* [TASK OBJECTIVE]:
Copy out all the data, word for word.

Data entries
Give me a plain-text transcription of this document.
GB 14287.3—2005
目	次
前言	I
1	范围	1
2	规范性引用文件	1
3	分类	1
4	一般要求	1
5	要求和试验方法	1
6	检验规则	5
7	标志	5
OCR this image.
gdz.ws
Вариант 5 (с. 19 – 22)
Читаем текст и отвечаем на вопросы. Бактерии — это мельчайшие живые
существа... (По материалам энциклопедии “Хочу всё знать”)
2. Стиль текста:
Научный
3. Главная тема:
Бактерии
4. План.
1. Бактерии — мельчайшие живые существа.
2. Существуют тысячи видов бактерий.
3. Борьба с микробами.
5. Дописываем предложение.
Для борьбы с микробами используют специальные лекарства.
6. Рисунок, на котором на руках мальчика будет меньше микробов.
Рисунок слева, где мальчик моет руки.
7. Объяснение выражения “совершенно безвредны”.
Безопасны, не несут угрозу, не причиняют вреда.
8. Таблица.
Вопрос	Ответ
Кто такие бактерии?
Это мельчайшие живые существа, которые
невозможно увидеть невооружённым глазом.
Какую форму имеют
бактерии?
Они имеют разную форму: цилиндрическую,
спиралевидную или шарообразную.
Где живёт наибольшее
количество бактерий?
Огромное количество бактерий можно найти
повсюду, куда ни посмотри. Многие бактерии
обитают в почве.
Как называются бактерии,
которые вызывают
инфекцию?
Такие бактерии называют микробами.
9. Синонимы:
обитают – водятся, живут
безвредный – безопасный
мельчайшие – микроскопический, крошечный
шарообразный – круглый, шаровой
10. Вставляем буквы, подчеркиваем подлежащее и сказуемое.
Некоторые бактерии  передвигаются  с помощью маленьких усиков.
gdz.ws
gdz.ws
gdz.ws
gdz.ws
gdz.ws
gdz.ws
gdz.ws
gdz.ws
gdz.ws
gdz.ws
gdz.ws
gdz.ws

* [SOLUTION BELOW]:
Give me a plain-text transcription of this document.
GB 14287.3—2005
目	次
前言	I
1	范围	1
2	规范性引用文件	1
3	分类	1
4	一般要求	1
5	要求和试验方法	1
6	检验规则	5
7	标志	5
OCR this image.
gdz.ws
Вариант 5 (с. 19 – 22)
Читаем текст и отвечаем на вопросы. Бактерии — это мельчайшие живые
существа... (По материалам энциклопедии “Хочу всё знать”)
2. Стиль текста:
Научный
3. Главная тема:
Бактерии
4. План.
1. Бактерии — мельчайшие живые существа.
2. Существуют тысячи видов бактерий.
3. Борьба с микробами.
5. Дописываем предложение.
Для борьбы с микробами используют специальные лекарства.
6. Рисунок, на котором на руках мальчика будет меньше микробов.
Рисунок слева, где мальчик моет руки.
7. Объяснение выражения “совершенно безвредны”.
Безопасны, не несут угрозу, не причиняют вреда.
8. Таблица.
Вопрос	Ответ
Кто такие бактерии?
Это мельчайшие живые существа, которые
невозможно увидеть невооружённым глазом.
Какую форму имеют
бактерии?
Они имеют разную форму: цилиндрическую,
спиралевидную или шарообразную.
Где живёт наибольшее
количество бактерий?
Огромное количество бактерий можно найти
повсюду, куда ни посмотри. Многие бактерии
обитают в почве.
Как называются бактерии,
которые вызывают
инфекцию?
Такие бактерии называют микробами.
9. Синонимы:
обитают – водятся, живут
безвредный – безопасный
мельчайшие – микроскопический, крошечный
шарообразный – круглый, шаровой
10. Вставляем буквы, подчеркиваем подлежащее и сказуемое.
Некоторые бактерии  передвигаются  с помощью маленьких усиков.
gdz.ws
gdz.ws
gdz.ws
gdz.ws
gdz.ws
gdz.ws
gdz.ws
gdz.ws
gdz.ws
gdz.ws
gdz.ws
gdz.ws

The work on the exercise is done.